### What is required
Look for "marker" in the listing below. Gather each line that contains it.

### Extracts from a graphics dataset
________________
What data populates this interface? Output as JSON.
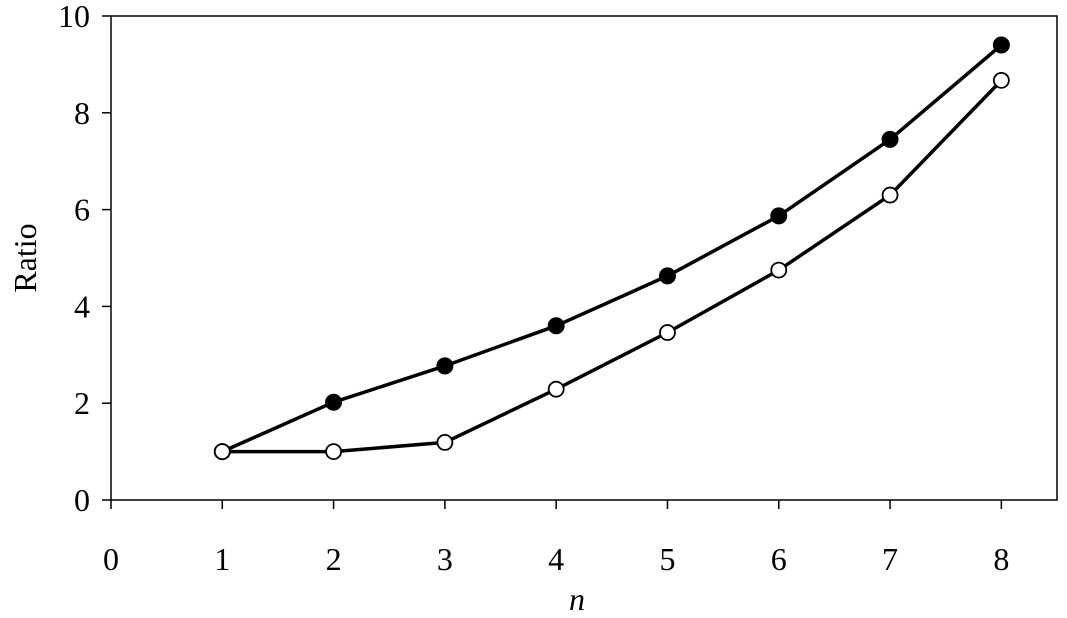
{
  "chart_data": {
    "type": "line",
    "title": "",
    "xlabel": "n",
    "ylabel": "Ratio",
    "xlim": [
      0,
      8.5
    ],
    "ylim": [
      0,
      10
    ],
    "x_ticks": [
      0,
      1,
      2,
      3,
      4,
      5,
      6,
      7,
      8
    ],
    "y_ticks": [
      0,
      2,
      4,
      6,
      8,
      10
    ],
    "grid": false,
    "legend": "none",
    "series": [
      {
        "marker": "filled-circle",
        "color": "#000000",
        "x": [
          1,
          2,
          3,
          4,
          5,
          6,
          7,
          8
        ],
        "y": [
          1.0,
          2.02,
          2.77,
          3.6,
          4.63,
          5.87,
          7.45,
          9.4
        ]
      },
      {
        "marker": "open-circle",
        "color": "#000000",
        "x": [
          1,
          2,
          3,
          4,
          5,
          6,
          7,
          8
        ],
        "y": [
          1.0,
          1.0,
          1.19,
          2.29,
          3.46,
          4.75,
          6.3,
          8.67
        ]
      }
    ]
  }
}
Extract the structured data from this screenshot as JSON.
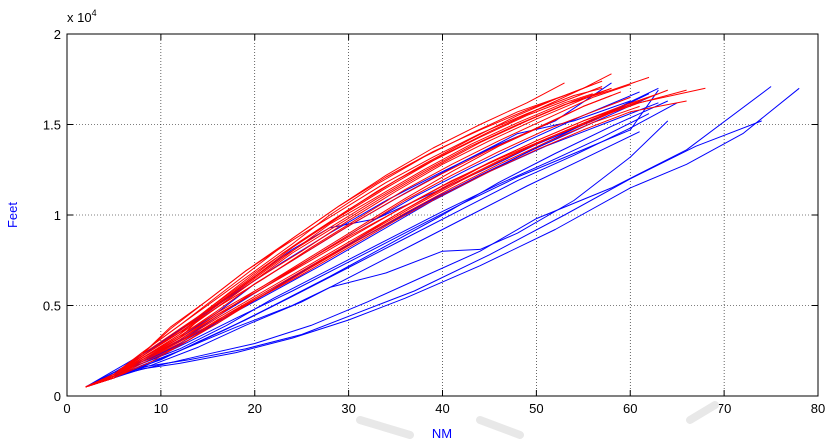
________________
### Answer below
        "marker": "filled-circle",
        "marker": "open-circle",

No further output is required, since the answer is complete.